# start of Data records

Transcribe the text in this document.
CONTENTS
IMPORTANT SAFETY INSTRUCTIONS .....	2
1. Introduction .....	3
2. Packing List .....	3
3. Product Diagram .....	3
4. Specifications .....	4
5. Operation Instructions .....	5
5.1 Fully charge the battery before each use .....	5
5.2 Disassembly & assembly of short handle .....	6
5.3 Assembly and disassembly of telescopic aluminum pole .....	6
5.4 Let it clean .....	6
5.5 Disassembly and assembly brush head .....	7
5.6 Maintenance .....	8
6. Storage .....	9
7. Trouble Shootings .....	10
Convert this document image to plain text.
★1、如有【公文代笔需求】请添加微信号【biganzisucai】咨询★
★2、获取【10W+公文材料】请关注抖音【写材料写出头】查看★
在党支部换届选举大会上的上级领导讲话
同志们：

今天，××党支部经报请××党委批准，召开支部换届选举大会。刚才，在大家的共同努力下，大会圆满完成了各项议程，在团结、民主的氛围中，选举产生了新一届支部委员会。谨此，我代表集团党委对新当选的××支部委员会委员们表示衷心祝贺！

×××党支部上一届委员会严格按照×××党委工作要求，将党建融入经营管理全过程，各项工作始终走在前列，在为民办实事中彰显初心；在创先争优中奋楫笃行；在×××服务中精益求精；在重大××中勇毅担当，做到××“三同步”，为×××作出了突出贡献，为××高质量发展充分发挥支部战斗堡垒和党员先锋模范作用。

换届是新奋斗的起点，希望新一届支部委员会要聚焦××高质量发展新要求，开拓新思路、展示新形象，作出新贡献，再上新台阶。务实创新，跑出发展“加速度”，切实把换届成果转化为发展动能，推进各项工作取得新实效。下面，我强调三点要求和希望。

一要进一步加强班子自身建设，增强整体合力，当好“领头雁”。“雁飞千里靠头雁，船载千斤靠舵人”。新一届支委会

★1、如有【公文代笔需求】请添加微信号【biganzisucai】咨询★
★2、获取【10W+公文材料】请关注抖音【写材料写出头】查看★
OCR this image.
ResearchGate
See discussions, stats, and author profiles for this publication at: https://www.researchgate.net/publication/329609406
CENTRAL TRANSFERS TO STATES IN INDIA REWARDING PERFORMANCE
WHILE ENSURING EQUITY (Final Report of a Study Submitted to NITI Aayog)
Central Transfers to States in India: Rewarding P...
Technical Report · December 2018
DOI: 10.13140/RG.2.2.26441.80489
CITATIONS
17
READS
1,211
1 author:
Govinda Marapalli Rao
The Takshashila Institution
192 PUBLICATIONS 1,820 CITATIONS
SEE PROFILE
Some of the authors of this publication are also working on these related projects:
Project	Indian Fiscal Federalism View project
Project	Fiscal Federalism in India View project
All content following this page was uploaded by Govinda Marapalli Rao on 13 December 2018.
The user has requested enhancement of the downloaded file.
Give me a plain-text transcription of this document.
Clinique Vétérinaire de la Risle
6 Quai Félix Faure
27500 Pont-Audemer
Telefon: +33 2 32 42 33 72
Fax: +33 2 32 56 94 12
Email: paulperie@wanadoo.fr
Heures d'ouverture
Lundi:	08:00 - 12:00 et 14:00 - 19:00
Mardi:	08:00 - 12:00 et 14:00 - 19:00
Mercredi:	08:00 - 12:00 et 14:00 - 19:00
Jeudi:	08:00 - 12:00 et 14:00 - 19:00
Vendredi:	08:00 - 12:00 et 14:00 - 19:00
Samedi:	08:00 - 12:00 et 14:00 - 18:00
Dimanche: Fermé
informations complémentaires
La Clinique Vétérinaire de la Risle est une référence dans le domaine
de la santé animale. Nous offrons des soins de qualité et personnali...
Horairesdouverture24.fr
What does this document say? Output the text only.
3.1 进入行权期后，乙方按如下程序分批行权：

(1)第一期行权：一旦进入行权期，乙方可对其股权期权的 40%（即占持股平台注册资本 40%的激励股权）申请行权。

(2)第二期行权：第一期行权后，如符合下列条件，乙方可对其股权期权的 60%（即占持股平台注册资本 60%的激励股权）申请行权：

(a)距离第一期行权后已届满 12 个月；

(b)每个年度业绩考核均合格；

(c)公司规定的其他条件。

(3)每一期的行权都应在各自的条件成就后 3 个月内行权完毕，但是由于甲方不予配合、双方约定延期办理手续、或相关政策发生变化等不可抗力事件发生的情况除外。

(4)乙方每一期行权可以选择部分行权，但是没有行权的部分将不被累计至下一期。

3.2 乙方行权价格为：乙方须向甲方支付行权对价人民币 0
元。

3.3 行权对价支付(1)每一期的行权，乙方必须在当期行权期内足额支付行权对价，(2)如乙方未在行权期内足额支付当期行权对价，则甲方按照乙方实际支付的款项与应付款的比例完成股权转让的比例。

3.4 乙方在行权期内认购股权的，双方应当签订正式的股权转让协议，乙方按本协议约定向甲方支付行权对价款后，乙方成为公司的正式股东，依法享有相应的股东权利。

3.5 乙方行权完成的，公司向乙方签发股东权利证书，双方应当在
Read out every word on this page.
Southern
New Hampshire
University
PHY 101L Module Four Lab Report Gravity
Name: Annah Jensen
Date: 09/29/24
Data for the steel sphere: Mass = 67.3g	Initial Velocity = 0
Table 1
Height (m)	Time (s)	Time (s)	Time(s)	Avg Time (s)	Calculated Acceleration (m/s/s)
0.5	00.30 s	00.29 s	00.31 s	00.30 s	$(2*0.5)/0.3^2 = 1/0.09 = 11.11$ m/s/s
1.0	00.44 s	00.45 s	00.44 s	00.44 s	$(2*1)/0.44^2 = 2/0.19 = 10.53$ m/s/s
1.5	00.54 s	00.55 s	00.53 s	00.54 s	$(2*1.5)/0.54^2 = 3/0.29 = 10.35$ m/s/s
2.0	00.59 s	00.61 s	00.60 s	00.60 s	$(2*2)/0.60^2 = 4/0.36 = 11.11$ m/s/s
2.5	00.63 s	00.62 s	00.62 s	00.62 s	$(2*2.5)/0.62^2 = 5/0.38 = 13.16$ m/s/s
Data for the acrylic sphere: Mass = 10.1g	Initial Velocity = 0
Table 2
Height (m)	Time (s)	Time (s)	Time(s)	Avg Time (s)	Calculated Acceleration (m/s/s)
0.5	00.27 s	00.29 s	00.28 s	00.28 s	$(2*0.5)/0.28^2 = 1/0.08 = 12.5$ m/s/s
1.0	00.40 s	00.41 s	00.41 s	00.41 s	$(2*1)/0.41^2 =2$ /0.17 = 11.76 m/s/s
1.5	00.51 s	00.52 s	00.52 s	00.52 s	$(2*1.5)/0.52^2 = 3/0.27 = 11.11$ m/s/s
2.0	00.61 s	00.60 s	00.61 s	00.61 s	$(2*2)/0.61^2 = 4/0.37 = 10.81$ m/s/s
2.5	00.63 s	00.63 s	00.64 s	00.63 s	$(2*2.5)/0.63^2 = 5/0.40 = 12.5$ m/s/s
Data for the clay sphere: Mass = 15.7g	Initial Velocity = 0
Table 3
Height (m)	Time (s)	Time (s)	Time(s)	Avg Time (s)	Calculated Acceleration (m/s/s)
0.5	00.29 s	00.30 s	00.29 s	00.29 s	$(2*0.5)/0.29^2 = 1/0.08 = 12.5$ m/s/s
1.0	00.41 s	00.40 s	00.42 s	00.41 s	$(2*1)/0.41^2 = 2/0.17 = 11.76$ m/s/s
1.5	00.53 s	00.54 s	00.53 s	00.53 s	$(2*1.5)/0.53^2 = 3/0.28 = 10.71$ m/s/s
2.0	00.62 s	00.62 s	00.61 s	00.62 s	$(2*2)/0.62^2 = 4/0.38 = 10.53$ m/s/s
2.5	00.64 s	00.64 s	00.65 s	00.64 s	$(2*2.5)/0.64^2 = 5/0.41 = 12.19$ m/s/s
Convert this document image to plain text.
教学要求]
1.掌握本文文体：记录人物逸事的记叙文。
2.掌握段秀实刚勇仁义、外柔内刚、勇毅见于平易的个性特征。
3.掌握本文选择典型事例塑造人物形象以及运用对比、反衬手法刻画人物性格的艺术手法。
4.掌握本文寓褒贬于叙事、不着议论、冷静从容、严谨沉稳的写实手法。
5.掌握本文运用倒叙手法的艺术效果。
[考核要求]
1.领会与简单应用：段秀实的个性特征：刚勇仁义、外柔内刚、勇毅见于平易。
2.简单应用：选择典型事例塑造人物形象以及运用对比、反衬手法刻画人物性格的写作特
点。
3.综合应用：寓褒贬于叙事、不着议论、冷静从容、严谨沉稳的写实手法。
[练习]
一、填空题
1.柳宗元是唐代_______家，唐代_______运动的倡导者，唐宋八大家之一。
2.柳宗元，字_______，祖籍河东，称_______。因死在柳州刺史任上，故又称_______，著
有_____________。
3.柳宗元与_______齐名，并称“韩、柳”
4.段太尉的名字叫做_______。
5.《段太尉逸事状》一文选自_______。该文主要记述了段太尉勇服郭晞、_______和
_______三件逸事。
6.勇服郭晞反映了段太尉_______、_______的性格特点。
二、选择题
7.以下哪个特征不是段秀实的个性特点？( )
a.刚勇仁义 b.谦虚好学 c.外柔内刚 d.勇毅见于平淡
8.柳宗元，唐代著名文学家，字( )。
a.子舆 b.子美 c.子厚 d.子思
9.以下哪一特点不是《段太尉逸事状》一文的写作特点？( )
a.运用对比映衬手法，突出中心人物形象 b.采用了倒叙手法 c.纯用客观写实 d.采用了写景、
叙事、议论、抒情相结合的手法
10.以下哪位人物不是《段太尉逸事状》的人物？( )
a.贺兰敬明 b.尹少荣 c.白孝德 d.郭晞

# end of Data records

**What to work on**: Give only the count of lines in which the string "Clinique" appears.

**Task result**: 2